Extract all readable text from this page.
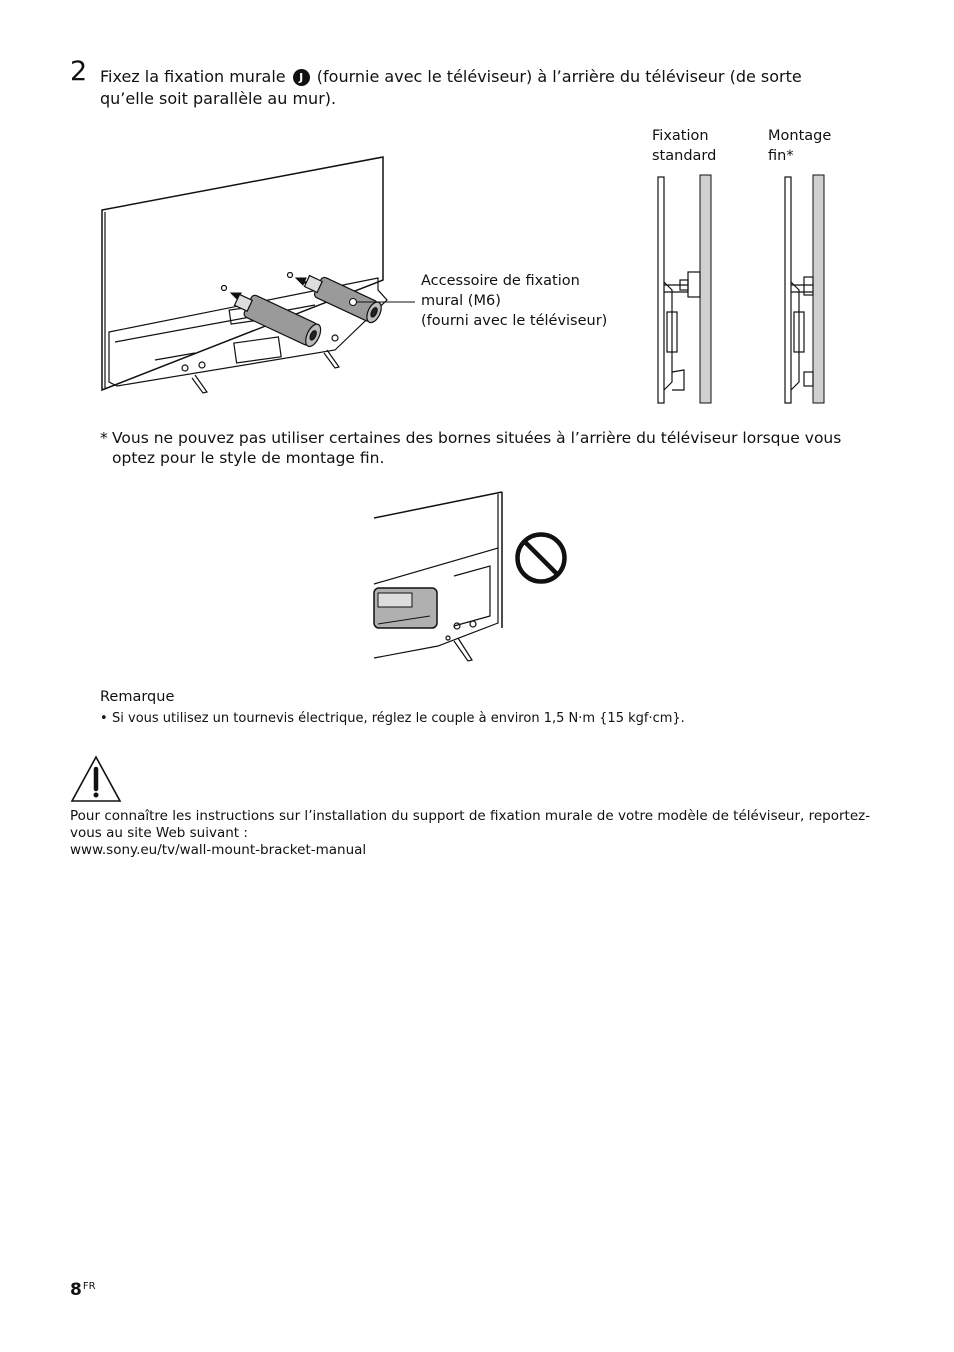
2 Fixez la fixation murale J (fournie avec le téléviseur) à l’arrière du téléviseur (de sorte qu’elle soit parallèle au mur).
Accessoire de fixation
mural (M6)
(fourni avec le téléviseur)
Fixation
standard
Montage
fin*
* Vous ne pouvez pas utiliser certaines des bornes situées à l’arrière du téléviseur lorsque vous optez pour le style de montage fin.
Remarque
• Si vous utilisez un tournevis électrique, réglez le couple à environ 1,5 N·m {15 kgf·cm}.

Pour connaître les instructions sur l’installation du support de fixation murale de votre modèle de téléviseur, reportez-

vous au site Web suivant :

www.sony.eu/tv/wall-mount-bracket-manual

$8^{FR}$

***

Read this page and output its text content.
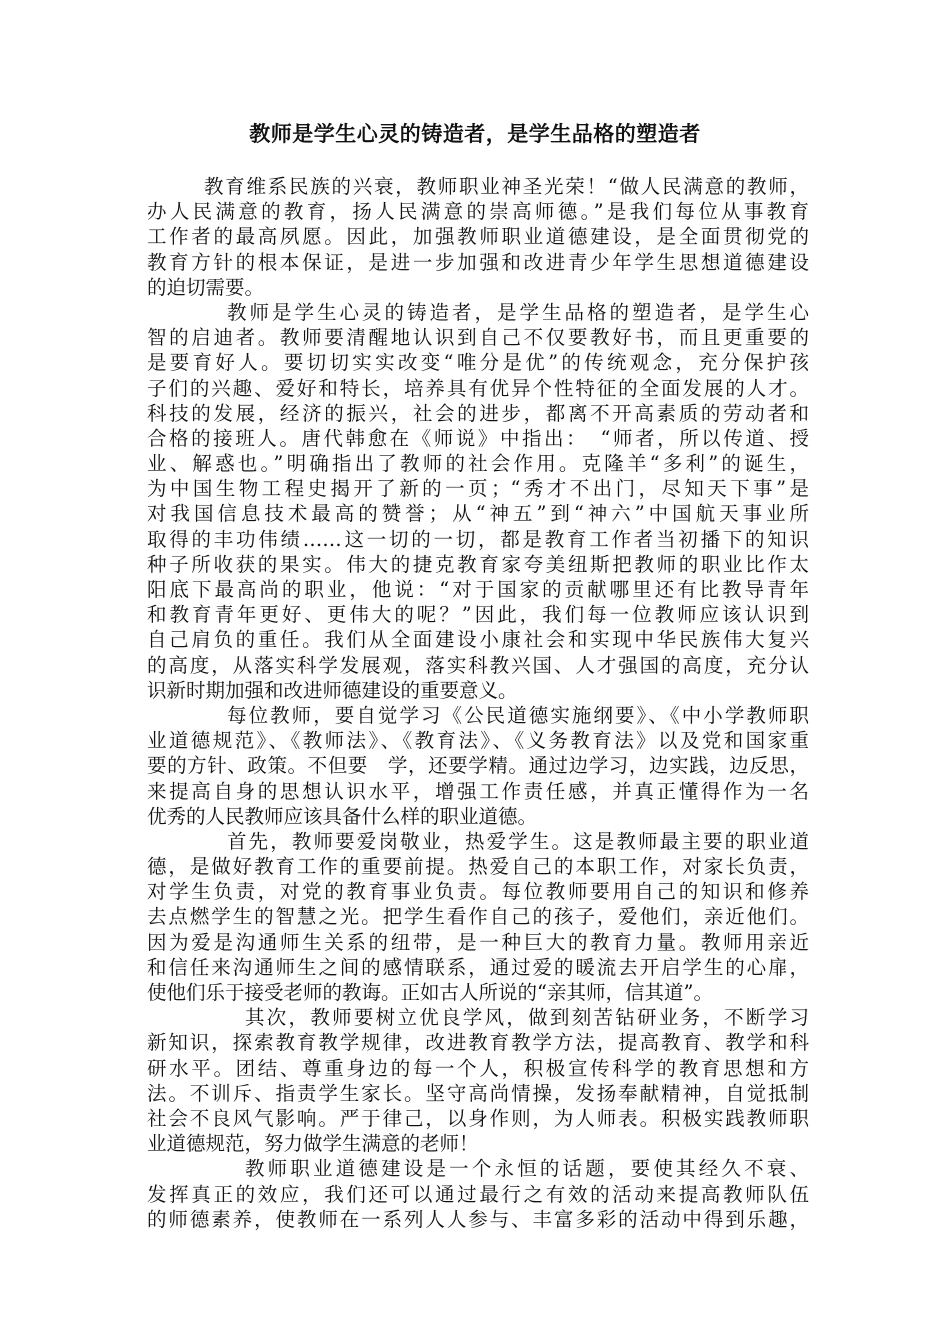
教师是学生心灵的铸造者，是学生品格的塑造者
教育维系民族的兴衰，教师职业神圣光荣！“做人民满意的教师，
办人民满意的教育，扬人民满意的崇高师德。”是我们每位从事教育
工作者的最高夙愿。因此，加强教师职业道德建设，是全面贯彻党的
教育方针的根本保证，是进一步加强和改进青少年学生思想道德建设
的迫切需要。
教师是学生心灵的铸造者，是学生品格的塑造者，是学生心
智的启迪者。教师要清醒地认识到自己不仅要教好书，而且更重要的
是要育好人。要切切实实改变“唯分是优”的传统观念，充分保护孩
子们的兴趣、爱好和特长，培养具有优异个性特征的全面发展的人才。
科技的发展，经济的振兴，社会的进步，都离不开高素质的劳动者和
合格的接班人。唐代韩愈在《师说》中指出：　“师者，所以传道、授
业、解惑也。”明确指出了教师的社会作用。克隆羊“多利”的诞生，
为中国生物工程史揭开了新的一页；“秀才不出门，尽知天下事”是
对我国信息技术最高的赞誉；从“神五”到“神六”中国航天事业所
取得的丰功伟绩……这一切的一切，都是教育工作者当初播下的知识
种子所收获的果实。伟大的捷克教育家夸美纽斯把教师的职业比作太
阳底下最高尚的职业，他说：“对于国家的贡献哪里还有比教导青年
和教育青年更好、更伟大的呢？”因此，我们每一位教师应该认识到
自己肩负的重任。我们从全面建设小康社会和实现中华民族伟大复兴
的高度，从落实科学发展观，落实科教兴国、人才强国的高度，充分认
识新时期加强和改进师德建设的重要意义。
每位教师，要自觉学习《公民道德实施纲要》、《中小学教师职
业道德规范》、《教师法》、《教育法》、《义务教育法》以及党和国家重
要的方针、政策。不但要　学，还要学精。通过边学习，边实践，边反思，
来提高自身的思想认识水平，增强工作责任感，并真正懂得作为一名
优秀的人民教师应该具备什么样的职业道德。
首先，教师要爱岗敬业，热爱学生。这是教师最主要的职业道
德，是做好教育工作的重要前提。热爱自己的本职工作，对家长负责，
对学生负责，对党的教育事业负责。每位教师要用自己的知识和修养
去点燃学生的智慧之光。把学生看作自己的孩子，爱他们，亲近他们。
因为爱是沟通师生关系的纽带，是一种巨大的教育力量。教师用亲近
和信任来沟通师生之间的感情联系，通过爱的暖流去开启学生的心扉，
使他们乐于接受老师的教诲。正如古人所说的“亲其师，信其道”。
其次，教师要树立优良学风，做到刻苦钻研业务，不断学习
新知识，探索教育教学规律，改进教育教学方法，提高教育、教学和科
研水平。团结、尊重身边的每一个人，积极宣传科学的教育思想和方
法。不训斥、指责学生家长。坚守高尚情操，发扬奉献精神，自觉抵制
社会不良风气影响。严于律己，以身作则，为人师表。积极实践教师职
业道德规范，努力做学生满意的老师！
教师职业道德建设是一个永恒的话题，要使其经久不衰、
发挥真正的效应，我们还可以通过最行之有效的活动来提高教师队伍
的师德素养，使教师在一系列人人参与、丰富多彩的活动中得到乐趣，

***

Work through the data and report how many of its lines hold the word "murale", giving only the figure.

2